* DIRECTIVE *
Count how many lines contain the word "true". Please give only the number.

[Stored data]
:::::
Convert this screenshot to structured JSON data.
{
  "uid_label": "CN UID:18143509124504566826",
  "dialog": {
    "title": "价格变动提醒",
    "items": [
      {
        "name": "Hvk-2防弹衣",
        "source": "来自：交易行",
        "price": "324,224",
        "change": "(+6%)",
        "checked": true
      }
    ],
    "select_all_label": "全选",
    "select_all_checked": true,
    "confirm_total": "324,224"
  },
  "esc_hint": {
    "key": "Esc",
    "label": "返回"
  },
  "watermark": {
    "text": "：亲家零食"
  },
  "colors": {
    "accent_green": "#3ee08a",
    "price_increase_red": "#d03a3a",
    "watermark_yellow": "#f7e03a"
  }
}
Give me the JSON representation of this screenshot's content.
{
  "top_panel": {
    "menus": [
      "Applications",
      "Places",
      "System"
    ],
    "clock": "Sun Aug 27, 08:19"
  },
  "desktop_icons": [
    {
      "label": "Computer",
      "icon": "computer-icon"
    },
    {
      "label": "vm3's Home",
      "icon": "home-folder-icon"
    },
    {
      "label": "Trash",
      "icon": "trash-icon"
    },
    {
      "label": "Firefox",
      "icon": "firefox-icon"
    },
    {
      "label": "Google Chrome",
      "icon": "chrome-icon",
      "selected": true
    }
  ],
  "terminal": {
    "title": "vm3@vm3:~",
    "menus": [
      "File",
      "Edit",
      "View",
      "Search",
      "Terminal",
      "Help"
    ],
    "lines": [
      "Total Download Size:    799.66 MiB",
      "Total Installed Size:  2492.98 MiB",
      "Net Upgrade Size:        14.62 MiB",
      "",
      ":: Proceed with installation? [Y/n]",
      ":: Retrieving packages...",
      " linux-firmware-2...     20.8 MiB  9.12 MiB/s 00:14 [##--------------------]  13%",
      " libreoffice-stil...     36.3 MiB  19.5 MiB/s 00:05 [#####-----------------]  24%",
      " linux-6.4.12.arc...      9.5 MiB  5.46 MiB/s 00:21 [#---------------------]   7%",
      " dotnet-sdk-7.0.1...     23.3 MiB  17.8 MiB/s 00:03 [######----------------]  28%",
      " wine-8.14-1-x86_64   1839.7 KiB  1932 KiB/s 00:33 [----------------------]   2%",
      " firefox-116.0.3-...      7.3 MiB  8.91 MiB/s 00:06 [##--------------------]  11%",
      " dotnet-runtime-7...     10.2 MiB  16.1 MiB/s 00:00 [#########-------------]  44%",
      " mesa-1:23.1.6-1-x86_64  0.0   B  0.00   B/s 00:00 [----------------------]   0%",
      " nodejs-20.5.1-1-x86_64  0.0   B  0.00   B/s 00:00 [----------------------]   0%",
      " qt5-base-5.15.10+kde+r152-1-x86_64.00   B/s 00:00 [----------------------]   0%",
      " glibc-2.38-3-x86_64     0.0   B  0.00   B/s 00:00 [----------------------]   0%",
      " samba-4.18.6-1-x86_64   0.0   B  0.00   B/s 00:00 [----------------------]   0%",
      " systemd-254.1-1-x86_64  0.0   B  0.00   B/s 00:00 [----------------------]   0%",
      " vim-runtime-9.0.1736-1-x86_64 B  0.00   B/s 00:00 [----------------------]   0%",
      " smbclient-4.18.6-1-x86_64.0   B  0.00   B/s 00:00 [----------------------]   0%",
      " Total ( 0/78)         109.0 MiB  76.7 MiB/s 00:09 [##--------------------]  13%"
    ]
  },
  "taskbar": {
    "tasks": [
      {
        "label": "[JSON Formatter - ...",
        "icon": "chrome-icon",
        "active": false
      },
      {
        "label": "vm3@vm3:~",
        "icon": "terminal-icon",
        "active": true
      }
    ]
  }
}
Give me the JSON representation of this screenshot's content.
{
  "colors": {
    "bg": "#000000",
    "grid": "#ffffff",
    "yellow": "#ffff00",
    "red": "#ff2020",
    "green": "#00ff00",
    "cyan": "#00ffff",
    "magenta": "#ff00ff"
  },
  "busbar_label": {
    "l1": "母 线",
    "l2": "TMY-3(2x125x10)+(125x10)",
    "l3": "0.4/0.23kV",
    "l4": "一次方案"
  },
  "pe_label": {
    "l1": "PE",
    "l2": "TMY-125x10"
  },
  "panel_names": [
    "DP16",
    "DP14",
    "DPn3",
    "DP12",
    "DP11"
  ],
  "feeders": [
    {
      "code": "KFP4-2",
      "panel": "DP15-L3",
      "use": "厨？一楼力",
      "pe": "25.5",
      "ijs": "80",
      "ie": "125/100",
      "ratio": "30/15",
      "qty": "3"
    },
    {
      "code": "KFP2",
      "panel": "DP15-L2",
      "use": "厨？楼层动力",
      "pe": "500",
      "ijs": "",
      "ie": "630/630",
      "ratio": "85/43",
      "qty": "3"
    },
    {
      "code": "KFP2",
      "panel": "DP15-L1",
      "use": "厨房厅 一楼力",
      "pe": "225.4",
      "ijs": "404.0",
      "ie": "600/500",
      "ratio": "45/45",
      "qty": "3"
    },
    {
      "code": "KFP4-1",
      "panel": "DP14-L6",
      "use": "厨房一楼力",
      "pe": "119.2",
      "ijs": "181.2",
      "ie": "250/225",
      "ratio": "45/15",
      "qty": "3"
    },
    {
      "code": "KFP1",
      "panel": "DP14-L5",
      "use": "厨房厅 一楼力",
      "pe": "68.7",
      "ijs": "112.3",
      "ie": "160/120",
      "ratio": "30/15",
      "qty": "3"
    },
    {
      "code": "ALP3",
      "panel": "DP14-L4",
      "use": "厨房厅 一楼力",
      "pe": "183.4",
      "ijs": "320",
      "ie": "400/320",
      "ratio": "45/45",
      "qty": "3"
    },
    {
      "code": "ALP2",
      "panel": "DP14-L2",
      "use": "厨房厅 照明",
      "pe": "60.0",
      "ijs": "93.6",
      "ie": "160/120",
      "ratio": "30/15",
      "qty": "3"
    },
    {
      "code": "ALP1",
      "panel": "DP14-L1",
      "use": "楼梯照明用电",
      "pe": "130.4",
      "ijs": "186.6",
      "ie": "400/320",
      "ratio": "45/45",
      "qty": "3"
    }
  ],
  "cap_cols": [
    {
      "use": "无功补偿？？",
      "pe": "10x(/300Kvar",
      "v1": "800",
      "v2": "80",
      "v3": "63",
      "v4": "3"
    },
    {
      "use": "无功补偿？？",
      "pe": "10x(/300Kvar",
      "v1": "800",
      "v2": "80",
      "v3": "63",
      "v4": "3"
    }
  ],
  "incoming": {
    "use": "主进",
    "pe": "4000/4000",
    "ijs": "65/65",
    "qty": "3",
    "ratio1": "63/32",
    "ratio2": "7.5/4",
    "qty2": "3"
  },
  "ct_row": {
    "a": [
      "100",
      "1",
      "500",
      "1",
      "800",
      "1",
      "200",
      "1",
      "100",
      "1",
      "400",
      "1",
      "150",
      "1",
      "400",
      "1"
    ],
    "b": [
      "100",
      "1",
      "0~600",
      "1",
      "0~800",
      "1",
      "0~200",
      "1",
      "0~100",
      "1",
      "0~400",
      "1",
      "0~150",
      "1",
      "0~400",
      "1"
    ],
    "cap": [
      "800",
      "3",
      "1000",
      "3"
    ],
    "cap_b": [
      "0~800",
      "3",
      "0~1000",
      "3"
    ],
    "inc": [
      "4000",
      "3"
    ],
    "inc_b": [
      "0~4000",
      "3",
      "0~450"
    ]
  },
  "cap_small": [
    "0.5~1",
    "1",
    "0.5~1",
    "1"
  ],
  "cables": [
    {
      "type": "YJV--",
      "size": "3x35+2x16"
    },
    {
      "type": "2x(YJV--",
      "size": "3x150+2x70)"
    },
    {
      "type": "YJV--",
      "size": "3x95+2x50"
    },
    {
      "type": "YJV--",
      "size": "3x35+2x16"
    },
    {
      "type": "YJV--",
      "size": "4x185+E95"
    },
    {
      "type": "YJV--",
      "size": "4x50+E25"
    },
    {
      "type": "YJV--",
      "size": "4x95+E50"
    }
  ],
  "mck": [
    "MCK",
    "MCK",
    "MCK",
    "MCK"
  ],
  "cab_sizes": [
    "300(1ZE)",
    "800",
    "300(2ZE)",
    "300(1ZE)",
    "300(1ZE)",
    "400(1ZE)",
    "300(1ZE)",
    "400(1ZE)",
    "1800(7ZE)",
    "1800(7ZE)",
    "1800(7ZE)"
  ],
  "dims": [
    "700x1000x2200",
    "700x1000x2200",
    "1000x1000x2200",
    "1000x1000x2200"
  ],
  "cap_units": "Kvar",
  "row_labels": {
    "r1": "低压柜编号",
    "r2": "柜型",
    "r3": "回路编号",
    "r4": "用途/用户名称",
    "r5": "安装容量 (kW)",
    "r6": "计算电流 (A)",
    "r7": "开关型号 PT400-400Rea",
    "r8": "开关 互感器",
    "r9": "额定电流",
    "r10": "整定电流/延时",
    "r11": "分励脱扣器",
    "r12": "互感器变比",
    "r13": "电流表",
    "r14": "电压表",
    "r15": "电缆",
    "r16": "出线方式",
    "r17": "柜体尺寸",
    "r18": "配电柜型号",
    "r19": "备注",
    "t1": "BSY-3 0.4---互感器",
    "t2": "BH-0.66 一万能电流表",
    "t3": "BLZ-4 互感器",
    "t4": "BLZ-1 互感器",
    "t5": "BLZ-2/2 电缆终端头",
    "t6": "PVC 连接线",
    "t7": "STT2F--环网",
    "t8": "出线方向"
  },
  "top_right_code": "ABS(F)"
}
:::::
* CORRECT RESULT *
4